Set exercise — Hunt for the word "ПЕРИОДЫ" across the entries below, copying each line that holds it.

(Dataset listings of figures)

==============================

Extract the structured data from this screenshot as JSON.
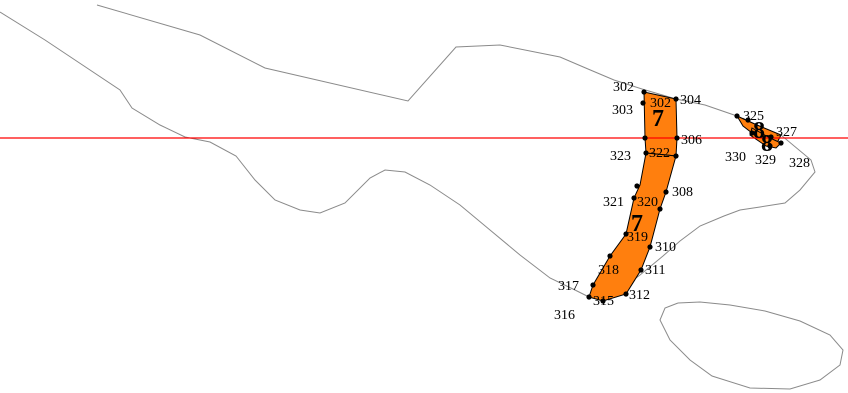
{
  "colors": {
    "region_fill": "#ff7f0e",
    "outline": "#8a8a8a",
    "cut_line": "#ff0000"
  },
  "regions": [
    {
      "id": "region-7a",
      "label": "7"
    },
    {
      "id": "region-7b",
      "label": "7"
    },
    {
      "id": "region-8a",
      "label": "8"
    },
    {
      "id": "region-8b",
      "label": "8"
    }
  ],
  "vertex_labels": [
    "302",
    "302",
    "303",
    "304",
    "306",
    "308",
    "310",
    "311",
    "312",
    "315",
    "316",
    "317",
    "318",
    "319",
    "320",
    "321",
    "322",
    "323",
    "325",
    "327",
    "328",
    "329",
    "330"
  ]
}
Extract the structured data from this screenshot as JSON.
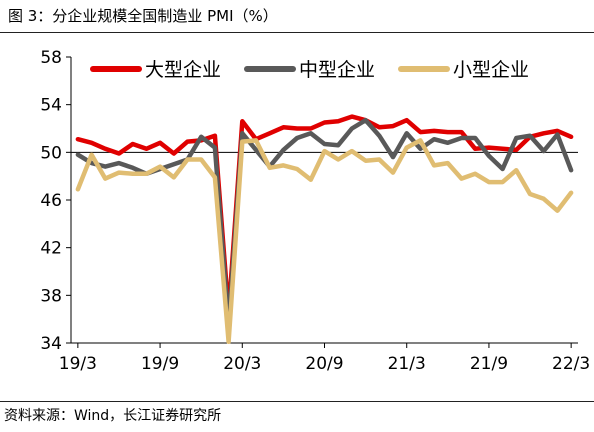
{
  "figure": {
    "title": "图 3：分企业规模全国制造业 PMI（%）",
    "source": "资料来源：Wind，长江证券研究所"
  },
  "chart_data": {
    "type": "line",
    "title": "",
    "xlabel": "",
    "ylabel": "",
    "ylim": [
      34,
      58
    ],
    "yticks": [
      34,
      38,
      42,
      46,
      50,
      54,
      58
    ],
    "baseline": 50,
    "x_tick_labels": [
      "19/3",
      "19/9",
      "20/3",
      "20/9",
      "21/3",
      "21/9",
      "22/3"
    ],
    "x": [
      "2019-03",
      "2019-04",
      "2019-05",
      "2019-06",
      "2019-07",
      "2019-08",
      "2019-09",
      "2019-10",
      "2019-11",
      "2019-12",
      "2020-01",
      "2020-02",
      "2020-03",
      "2020-04",
      "2020-05",
      "2020-06",
      "2020-07",
      "2020-08",
      "2020-09",
      "2020-10",
      "2020-11",
      "2020-12",
      "2021-01",
      "2021-02",
      "2021-03",
      "2021-04",
      "2021-05",
      "2021-06",
      "2021-07",
      "2021-08",
      "2021-09",
      "2021-10",
      "2021-11",
      "2021-12",
      "2022-01",
      "2022-02",
      "2022-03"
    ],
    "legend_position": "top",
    "series": [
      {
        "name": "大型企业",
        "color": "#e00000",
        "values": [
          51.1,
          50.8,
          50.3,
          49.9,
          50.7,
          50.3,
          50.8,
          49.9,
          50.9,
          51.0,
          51.4,
          36.5,
          52.6,
          51.1,
          51.6,
          52.1,
          52.0,
          52.0,
          52.5,
          52.6,
          53.0,
          52.7,
          52.1,
          52.2,
          52.7,
          51.7,
          51.8,
          51.7,
          51.7,
          50.3,
          50.4,
          50.3,
          50.2,
          51.3,
          51.6,
          51.8,
          51.3
        ]
      },
      {
        "name": "中型企业",
        "color": "#595959",
        "values": [
          49.8,
          49.1,
          48.8,
          49.1,
          48.7,
          48.2,
          48.6,
          49.0,
          49.4,
          51.3,
          50.4,
          35.5,
          51.6,
          50.2,
          48.8,
          50.2,
          51.2,
          51.6,
          50.7,
          50.6,
          52.0,
          52.7,
          51.4,
          49.6,
          51.6,
          50.3,
          51.1,
          50.8,
          51.2,
          51.2,
          49.7,
          48.6,
          51.2,
          51.4,
          50.1,
          51.5,
          48.5
        ]
      },
      {
        "name": "小型企业",
        "color": "#e0bd72",
        "values": [
          46.9,
          49.8,
          47.8,
          48.3,
          48.2,
          48.2,
          48.8,
          47.9,
          49.4,
          49.4,
          47.9,
          34.1,
          50.9,
          51.0,
          48.7,
          48.9,
          48.6,
          47.7,
          50.1,
          49.4,
          50.1,
          49.3,
          49.4,
          48.3,
          50.4,
          51.0,
          48.9,
          49.1,
          47.8,
          48.2,
          47.5,
          47.5,
          48.5,
          46.5,
          46.1,
          45.1,
          46.6
        ]
      }
    ]
  }
}
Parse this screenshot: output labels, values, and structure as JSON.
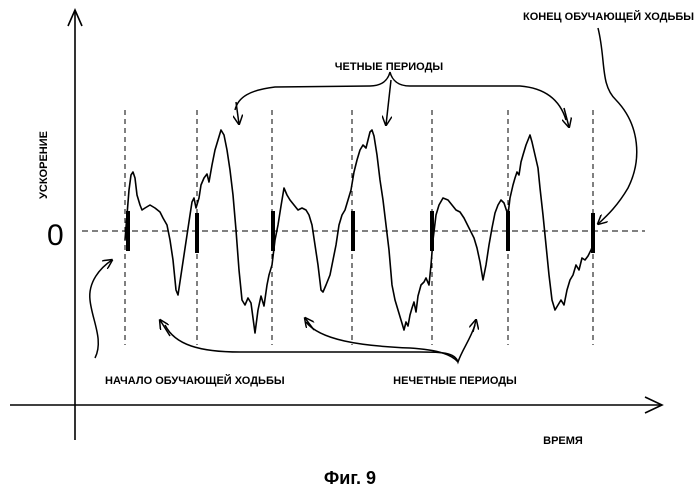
{
  "axis": {
    "ylabel": "УСКОРЕНИЕ",
    "xlabel": "ВРЕМЯ",
    "zero_label": "0"
  },
  "annotations": {
    "even_periods": "ЧЕТНЫЕ ПЕРИОДЫ",
    "odd_periods": "НЕЧЕТНЫЕ ПЕРИОДЫ",
    "start": "НАЧАЛО ОБУЧАЮЩЕЙ ХОДЬБЫ",
    "end": "КОНЕЦ ОБУЧАЮЩЕЙ ХОДЬБЫ"
  },
  "caption": "Фиг. 9"
}
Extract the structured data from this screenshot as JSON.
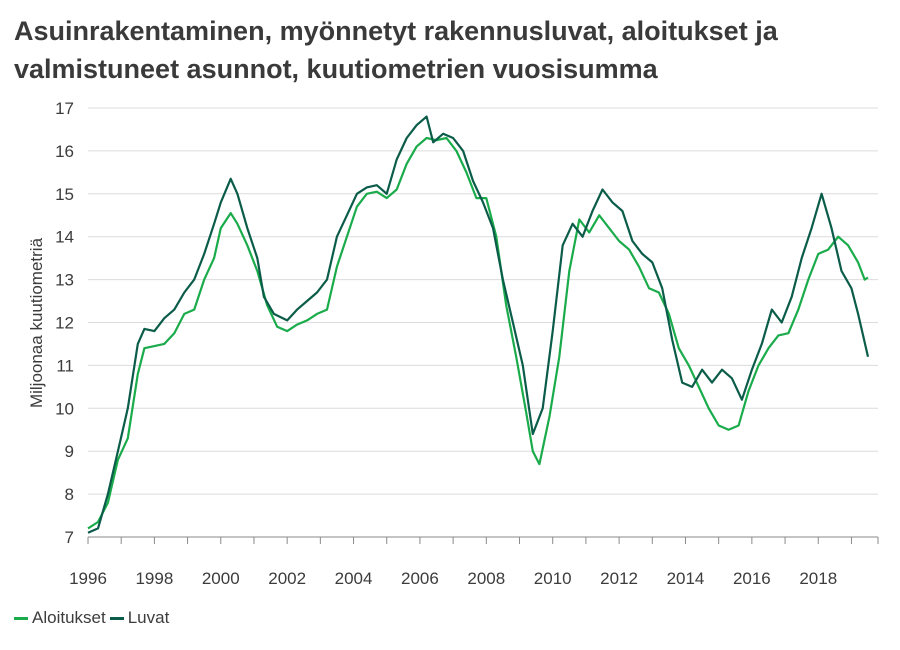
{
  "chart_data": {
    "type": "line",
    "title": [
      "Asuinrakentaminen, myönnetyt rakennusluvat, aloitukset ja",
      "valmistuneet asunnot, kuutiometrien vuosisumma"
    ],
    "ylabel": "Miljoonaa kuutiometriä",
    "xlabel": "",
    "xlim": [
      1996,
      2019.8
    ],
    "ylim": [
      7,
      17
    ],
    "yticks": [
      "7",
      "8",
      "9",
      "10",
      "11",
      "12",
      "13",
      "14",
      "15",
      "16",
      "17"
    ],
    "xticks": [
      "1996",
      "1998",
      "2000",
      "2002",
      "2004",
      "2006",
      "2008",
      "2010",
      "2012",
      "2014",
      "2016",
      "2018"
    ],
    "grid": true,
    "legend_position": "bottom-left",
    "series": [
      {
        "name": "Aloitukset",
        "color": "#1aab4b",
        "points": [
          [
            1996.0,
            7.2
          ],
          [
            1996.3,
            7.35
          ],
          [
            1996.6,
            7.8
          ],
          [
            1996.9,
            8.8
          ],
          [
            1997.2,
            9.3
          ],
          [
            1997.5,
            10.8
          ],
          [
            1997.7,
            11.4
          ],
          [
            1998.0,
            11.45
          ],
          [
            1998.3,
            11.5
          ],
          [
            1998.6,
            11.75
          ],
          [
            1998.9,
            12.2
          ],
          [
            1999.2,
            12.3
          ],
          [
            1999.5,
            13.0
          ],
          [
            1999.8,
            13.5
          ],
          [
            2000.0,
            14.2
          ],
          [
            2000.3,
            14.55
          ],
          [
            2000.5,
            14.3
          ],
          [
            2000.8,
            13.8
          ],
          [
            2001.1,
            13.2
          ],
          [
            2001.4,
            12.4
          ],
          [
            2001.7,
            11.9
          ],
          [
            2002.0,
            11.8
          ],
          [
            2002.3,
            11.95
          ],
          [
            2002.6,
            12.05
          ],
          [
            2002.9,
            12.2
          ],
          [
            2003.2,
            12.3
          ],
          [
            2003.5,
            13.3
          ],
          [
            2003.8,
            14.0
          ],
          [
            2004.1,
            14.7
          ],
          [
            2004.4,
            15.0
          ],
          [
            2004.7,
            15.05
          ],
          [
            2005.0,
            14.9
          ],
          [
            2005.3,
            15.1
          ],
          [
            2005.6,
            15.7
          ],
          [
            2005.9,
            16.1
          ],
          [
            2006.2,
            16.3
          ],
          [
            2006.5,
            16.25
          ],
          [
            2006.8,
            16.3
          ],
          [
            2007.1,
            16.0
          ],
          [
            2007.4,
            15.5
          ],
          [
            2007.7,
            14.9
          ],
          [
            2008.0,
            14.9
          ],
          [
            2008.3,
            14.0
          ],
          [
            2008.6,
            12.4
          ],
          [
            2008.9,
            11.2
          ],
          [
            2009.2,
            9.9
          ],
          [
            2009.4,
            9.0
          ],
          [
            2009.6,
            8.7
          ],
          [
            2009.9,
            9.8
          ],
          [
            2010.2,
            11.2
          ],
          [
            2010.5,
            13.2
          ],
          [
            2010.8,
            14.4
          ],
          [
            2011.1,
            14.1
          ],
          [
            2011.4,
            14.5
          ],
          [
            2011.7,
            14.2
          ],
          [
            2012.0,
            13.9
          ],
          [
            2012.3,
            13.7
          ],
          [
            2012.6,
            13.3
          ],
          [
            2012.9,
            12.8
          ],
          [
            2013.2,
            12.7
          ],
          [
            2013.5,
            12.2
          ],
          [
            2013.8,
            11.4
          ],
          [
            2014.1,
            11.0
          ],
          [
            2014.4,
            10.5
          ],
          [
            2014.7,
            10.0
          ],
          [
            2015.0,
            9.6
          ],
          [
            2015.3,
            9.5
          ],
          [
            2015.6,
            9.6
          ],
          [
            2015.9,
            10.4
          ],
          [
            2016.2,
            11.0
          ],
          [
            2016.5,
            11.4
          ],
          [
            2016.8,
            11.7
          ],
          [
            2017.1,
            11.75
          ],
          [
            2017.4,
            12.3
          ],
          [
            2017.7,
            13.0
          ],
          [
            2018.0,
            13.6
          ],
          [
            2018.3,
            13.7
          ],
          [
            2018.6,
            14.0
          ],
          [
            2018.9,
            13.8
          ],
          [
            2019.2,
            13.4
          ],
          [
            2019.4,
            13.0
          ],
          [
            2019.5,
            13.05
          ]
        ]
      },
      {
        "name": "Luvat",
        "color": "#0b5c49",
        "points": [
          [
            1996.0,
            7.1
          ],
          [
            1996.3,
            7.2
          ],
          [
            1996.6,
            8.0
          ],
          [
            1996.9,
            9.0
          ],
          [
            1997.2,
            10.0
          ],
          [
            1997.5,
            11.5
          ],
          [
            1997.7,
            11.85
          ],
          [
            1998.0,
            11.8
          ],
          [
            1998.3,
            12.1
          ],
          [
            1998.6,
            12.3
          ],
          [
            1998.9,
            12.7
          ],
          [
            1999.2,
            13.0
          ],
          [
            1999.5,
            13.6
          ],
          [
            1999.8,
            14.3
          ],
          [
            2000.0,
            14.8
          ],
          [
            2000.3,
            15.35
          ],
          [
            2000.5,
            15.0
          ],
          [
            2000.8,
            14.2
          ],
          [
            2001.1,
            13.5
          ],
          [
            2001.3,
            12.6
          ],
          [
            2001.6,
            12.2
          ],
          [
            2002.0,
            12.05
          ],
          [
            2002.3,
            12.3
          ],
          [
            2002.6,
            12.5
          ],
          [
            2002.9,
            12.7
          ],
          [
            2003.2,
            13.0
          ],
          [
            2003.5,
            14.0
          ],
          [
            2003.8,
            14.5
          ],
          [
            2004.1,
            15.0
          ],
          [
            2004.4,
            15.15
          ],
          [
            2004.7,
            15.2
          ],
          [
            2005.0,
            15.0
          ],
          [
            2005.3,
            15.8
          ],
          [
            2005.6,
            16.3
          ],
          [
            2005.9,
            16.6
          ],
          [
            2006.2,
            16.8
          ],
          [
            2006.4,
            16.2
          ],
          [
            2006.7,
            16.4
          ],
          [
            2007.0,
            16.3
          ],
          [
            2007.3,
            16.0
          ],
          [
            2007.6,
            15.3
          ],
          [
            2007.9,
            14.8
          ],
          [
            2008.2,
            14.2
          ],
          [
            2008.5,
            13.0
          ],
          [
            2008.8,
            12.0
          ],
          [
            2009.1,
            11.0
          ],
          [
            2009.4,
            9.4
          ],
          [
            2009.7,
            10.0
          ],
          [
            2010.0,
            11.8
          ],
          [
            2010.3,
            13.8
          ],
          [
            2010.6,
            14.3
          ],
          [
            2010.9,
            14.0
          ],
          [
            2011.2,
            14.6
          ],
          [
            2011.5,
            15.1
          ],
          [
            2011.8,
            14.8
          ],
          [
            2012.1,
            14.6
          ],
          [
            2012.4,
            13.9
          ],
          [
            2012.7,
            13.6
          ],
          [
            2013.0,
            13.4
          ],
          [
            2013.3,
            12.8
          ],
          [
            2013.6,
            11.6
          ],
          [
            2013.9,
            10.6
          ],
          [
            2014.2,
            10.5
          ],
          [
            2014.5,
            10.9
          ],
          [
            2014.8,
            10.6
          ],
          [
            2015.1,
            10.9
          ],
          [
            2015.4,
            10.7
          ],
          [
            2015.7,
            10.2
          ],
          [
            2016.0,
            10.9
          ],
          [
            2016.3,
            11.5
          ],
          [
            2016.6,
            12.3
          ],
          [
            2016.9,
            12.0
          ],
          [
            2017.2,
            12.6
          ],
          [
            2017.5,
            13.5
          ],
          [
            2017.8,
            14.2
          ],
          [
            2018.1,
            15.0
          ],
          [
            2018.4,
            14.2
          ],
          [
            2018.7,
            13.2
          ],
          [
            2019.0,
            12.8
          ],
          [
            2019.2,
            12.2
          ],
          [
            2019.5,
            11.2
          ]
        ]
      }
    ]
  }
}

==============================

Output below —
    "even_periods": "ЧЕТНЫЕ ПЕРИОДЫ",
    "odd_periods": "НЕЧЕТНЫЕ ПЕРИОДЫ",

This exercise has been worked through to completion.